> _WHAT TO DO_
Reproduce the full listing that appears beneath this instruction exactly.

> _DATA LISTING_

◇ ◇ ◇ ◇

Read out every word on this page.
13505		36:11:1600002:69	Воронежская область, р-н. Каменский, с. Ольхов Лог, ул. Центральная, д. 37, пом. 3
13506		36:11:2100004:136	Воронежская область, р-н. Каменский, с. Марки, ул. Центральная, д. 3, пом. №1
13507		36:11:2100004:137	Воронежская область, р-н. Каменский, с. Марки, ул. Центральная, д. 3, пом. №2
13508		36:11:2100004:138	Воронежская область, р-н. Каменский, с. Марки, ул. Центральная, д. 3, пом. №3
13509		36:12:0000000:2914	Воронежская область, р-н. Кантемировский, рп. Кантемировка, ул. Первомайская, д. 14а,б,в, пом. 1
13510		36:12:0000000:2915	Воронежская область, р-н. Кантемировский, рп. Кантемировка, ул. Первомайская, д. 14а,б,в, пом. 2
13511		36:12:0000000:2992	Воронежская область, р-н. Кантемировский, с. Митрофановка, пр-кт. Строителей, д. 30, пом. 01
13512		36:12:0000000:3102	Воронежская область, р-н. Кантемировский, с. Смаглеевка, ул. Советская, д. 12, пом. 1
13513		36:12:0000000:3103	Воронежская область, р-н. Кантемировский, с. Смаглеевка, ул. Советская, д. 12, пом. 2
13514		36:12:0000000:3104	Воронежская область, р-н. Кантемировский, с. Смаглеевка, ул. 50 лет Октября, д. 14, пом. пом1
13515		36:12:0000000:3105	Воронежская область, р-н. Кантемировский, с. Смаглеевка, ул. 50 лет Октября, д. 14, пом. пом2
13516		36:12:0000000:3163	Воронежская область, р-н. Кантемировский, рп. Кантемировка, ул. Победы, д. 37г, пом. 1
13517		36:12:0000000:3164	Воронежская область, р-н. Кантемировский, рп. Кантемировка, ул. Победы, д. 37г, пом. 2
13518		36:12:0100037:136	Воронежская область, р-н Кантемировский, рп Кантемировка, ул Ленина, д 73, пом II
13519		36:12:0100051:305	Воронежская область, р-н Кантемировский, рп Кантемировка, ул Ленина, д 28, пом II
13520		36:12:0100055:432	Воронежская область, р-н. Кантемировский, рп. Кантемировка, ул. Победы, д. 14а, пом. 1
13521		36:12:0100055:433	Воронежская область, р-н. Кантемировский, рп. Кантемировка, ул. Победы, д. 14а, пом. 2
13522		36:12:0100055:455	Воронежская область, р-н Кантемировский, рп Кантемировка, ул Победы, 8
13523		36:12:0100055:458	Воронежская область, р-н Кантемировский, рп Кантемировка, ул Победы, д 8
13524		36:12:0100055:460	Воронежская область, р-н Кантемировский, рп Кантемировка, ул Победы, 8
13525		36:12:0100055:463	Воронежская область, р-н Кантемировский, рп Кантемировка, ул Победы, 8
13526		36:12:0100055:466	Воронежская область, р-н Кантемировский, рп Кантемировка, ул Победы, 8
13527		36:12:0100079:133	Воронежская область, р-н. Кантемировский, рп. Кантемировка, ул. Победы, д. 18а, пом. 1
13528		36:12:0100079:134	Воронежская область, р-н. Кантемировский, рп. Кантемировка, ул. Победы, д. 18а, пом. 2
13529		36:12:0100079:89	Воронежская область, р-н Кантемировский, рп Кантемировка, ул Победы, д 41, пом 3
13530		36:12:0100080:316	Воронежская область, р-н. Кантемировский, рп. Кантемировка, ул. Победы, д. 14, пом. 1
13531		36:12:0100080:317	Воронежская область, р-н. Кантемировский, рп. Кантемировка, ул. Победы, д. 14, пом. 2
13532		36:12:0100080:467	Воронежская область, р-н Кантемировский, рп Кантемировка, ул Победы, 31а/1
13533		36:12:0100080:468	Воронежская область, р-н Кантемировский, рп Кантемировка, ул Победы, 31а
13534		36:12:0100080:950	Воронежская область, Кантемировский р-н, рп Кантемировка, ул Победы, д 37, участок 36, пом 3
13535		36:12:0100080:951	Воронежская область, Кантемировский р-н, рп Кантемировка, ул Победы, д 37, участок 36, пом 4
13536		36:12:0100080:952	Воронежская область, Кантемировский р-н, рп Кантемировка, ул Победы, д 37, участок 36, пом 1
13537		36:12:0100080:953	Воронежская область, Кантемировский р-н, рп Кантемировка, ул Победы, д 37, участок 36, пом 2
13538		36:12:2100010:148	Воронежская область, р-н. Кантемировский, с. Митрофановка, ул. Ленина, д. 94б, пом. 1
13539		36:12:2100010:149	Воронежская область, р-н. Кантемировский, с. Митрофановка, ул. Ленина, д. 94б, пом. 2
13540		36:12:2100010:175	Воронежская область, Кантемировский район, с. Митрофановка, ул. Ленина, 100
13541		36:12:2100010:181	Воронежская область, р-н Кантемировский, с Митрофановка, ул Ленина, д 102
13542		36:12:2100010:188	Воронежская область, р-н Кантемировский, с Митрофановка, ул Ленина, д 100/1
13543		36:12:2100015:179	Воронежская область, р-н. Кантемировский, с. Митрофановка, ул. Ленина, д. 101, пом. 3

◇ ◇ ◇ ◇

> _RESULT OF THE EXERCISE_
Read out every word on this page.
13505		36:11:1600002:69	Воронежская область, р-н. Каменский, с. Ольхов Лог, ул. Центральная, д. 37, пом. 3
13506		36:11:2100004:136	Воронежская область, р-н. Каменский, с. Марки, ул. Центральная, д. 3, пом. №1
13507		36:11:2100004:137	Воронежская область, р-н. Каменский, с. Марки, ул. Центральная, д. 3, пом. №2
13508		36:11:2100004:138	Воронежская область, р-н. Каменский, с. Марки, ул. Центральная, д. 3, пом. №3
13509		36:12:0000000:2914	Воронежская область, р-н. Кантемировский, рп. Кантемировка, ул. Первомайская, д. 14а,б,в, пом. 1
13510		36:12:0000000:2915	Воронежская область, р-н. Кантемировский, рп. Кантемировка, ул. Первомайская, д. 14а,б,в, пом. 2
13511		36:12:0000000:2992	Воронежская область, р-н. Кантемировский, с. Митрофановка, пр-кт. Строителей, д. 30, пом. 01
13512		36:12:0000000:3102	Воронежская область, р-н. Кантемировский, с. Смаглеевка, ул. Советская, д. 12, пом. 1
13513		36:12:0000000:3103	Воронежская область, р-н. Кантемировский, с. Смаглеевка, ул. Советская, д. 12, пом. 2
13514		36:12:0000000:3104	Воронежская область, р-н. Кантемировский, с. Смаглеевка, ул. 50 лет Октября, д. 14, пом. пом1
13515		36:12:0000000:3105	Воронежская область, р-н. Кантемировский, с. Смаглеевка, ул. 50 лет Октября, д. 14, пом. пом2
13516		36:12:0000000:3163	Воронежская область, р-н. Кантемировский, рп. Кантемировка, ул. Победы, д. 37г, пом. 1
13517		36:12:0000000:3164	Воронежская область, р-н. Кантемировский, рп. Кантемировка, ул. Победы, д. 37г, пом. 2
13518		36:12:0100037:136	Воронежская область, р-н Кантемировский, рп Кантемировка, ул Ленина, д 73, пом II
13519		36:12:0100051:305	Воронежская область, р-н Кантемировский, рп Кантемировка, ул Ленина, д 28, пом II
13520		36:12:0100055:432	Воронежская область, р-н. Кантемировский, рп. Кантемировка, ул. Победы, д. 14а, пом. 1
13521		36:12:0100055:433	Воронежская область, р-н. Кантемировский, рп. Кантемировка, ул. Победы, д. 14а, пом. 2
13522		36:12:0100055:455	Воронежская область, р-н Кантемировский, рп Кантемировка, ул Победы, 8
13523		36:12:0100055:458	Воронежская область, р-н Кантемировский, рп Кантемировка, ул Победы, д 8
13524		36:12:0100055:460	Воронежская область, р-н Кантемировский, рп Кантемировка, ул Победы, 8
13525		36:12:0100055:463	Воронежская область, р-н Кантемировский, рп Кантемировка, ул Победы, 8
13526		36:12:0100055:466	Воронежская область, р-н Кантемировский, рп Кантемировка, ул Победы, 8
13527		36:12:0100079:133	Воронежская область, р-н. Кантемировский, рп. Кантемировка, ул. Победы, д. 18а, пом. 1
13528		36:12:0100079:134	Воронежская область, р-н. Кантемировский, рп. Кантемировка, ул. Победы, д. 18а, пом. 2
13529		36:12:0100079:89	Воронежская область, р-н Кантемировский, рп Кантемировка, ул Победы, д 41, пом 3
13530		36:12:0100080:316	Воронежская область, р-н. Кантемировский, рп. Кантемировка, ул. Победы, д. 14, пом. 1
13531		36:12:0100080:317	Воронежская область, р-н. Кантемировский, рп. Кантемировка, ул. Победы, д. 14, пом. 2
13532		36:12:0100080:467	Воронежская область, р-н Кантемировский, рп Кантемировка, ул Победы, 31а/1
13533		36:12:0100080:468	Воронежская область, р-н Кантемировский, рп Кантемировка, ул Победы, 31а
13534		36:12:0100080:950	Воронежская область, Кантемировский р-н, рп Кантемировка, ул Победы, д 37, участок 36, пом 3
13535		36:12:0100080:951	Воронежская область, Кантемировский р-н, рп Кантемировка, ул Победы, д 37, участок 36, пом 4
13536		36:12:0100080:952	Воронежская область, Кантемировский р-н, рп Кантемировка, ул Победы, д 37, участок 36, пом 1
13537		36:12:0100080:953	Воронежская область, Кантемировский р-н, рп Кантемировка, ул Победы, д 37, участок 36, пом 2
13538		36:12:2100010:148	Воронежская область, р-н. Кантемировский, с. Митрофановка, ул. Ленина, д. 94б, пом. 1
13539		36:12:2100010:149	Воронежская область, р-н. Кантемировский, с. Митрофановка, ул. Ленина, д. 94б, пом. 2
13540		36:12:2100010:175	Воронежская область, Кантемировский район, с. Митрофановка, ул. Ленина, 100
13541		36:12:2100010:181	Воронежская область, р-н Кантемировский, с Митрофановка, ул Ленина, д 102
13542		36:12:2100010:188	Воронежская область, р-н Кантемировский, с Митрофановка, ул Ленина, д 100/1
13543		36:12:2100015:179	Воронежская область, р-н. Кантемировский, с. Митрофановка, ул. Ленина, д. 101, пом. 3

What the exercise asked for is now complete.